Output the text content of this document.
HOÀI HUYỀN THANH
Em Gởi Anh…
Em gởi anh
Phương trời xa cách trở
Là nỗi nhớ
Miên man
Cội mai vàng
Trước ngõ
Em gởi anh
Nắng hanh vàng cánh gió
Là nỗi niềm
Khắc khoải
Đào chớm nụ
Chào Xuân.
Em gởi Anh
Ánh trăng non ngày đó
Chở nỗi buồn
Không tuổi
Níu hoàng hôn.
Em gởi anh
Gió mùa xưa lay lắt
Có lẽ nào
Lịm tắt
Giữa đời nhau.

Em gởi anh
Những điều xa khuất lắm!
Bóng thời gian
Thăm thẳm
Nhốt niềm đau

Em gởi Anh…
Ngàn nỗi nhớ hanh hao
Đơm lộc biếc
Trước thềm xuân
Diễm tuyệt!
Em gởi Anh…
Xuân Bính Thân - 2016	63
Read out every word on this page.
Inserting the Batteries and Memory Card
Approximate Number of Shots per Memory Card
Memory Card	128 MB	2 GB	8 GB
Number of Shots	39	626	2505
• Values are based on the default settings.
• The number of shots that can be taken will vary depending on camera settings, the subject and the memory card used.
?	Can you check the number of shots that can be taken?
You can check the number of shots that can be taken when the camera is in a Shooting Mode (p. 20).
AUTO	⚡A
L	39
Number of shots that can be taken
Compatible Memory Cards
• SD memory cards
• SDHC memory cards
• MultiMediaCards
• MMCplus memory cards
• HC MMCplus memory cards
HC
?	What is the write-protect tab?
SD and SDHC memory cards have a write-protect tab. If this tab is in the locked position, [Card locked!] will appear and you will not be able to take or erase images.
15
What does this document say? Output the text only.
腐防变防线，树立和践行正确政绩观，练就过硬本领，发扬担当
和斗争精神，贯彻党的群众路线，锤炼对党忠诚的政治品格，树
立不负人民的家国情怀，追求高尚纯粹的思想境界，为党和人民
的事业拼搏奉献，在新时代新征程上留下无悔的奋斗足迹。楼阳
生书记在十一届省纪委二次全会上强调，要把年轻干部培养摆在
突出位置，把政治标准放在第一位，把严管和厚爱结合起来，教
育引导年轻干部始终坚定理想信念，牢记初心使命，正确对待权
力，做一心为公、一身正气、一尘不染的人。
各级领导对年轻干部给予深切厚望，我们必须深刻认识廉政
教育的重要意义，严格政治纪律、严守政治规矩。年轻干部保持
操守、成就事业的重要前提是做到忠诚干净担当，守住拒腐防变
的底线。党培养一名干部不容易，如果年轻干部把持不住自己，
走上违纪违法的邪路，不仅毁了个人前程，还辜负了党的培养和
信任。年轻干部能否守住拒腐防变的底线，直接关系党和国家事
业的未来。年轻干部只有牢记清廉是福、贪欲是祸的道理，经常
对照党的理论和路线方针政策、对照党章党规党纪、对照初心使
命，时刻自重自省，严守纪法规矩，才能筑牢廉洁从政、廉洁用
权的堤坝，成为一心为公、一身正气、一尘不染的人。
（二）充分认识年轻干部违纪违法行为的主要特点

■ ■ ■ ■ ■ ■ ■

• BRIEF:
Your answer should be one number: how many lines of the listing include the word "camera".

• SOLVED PROBLEM:
2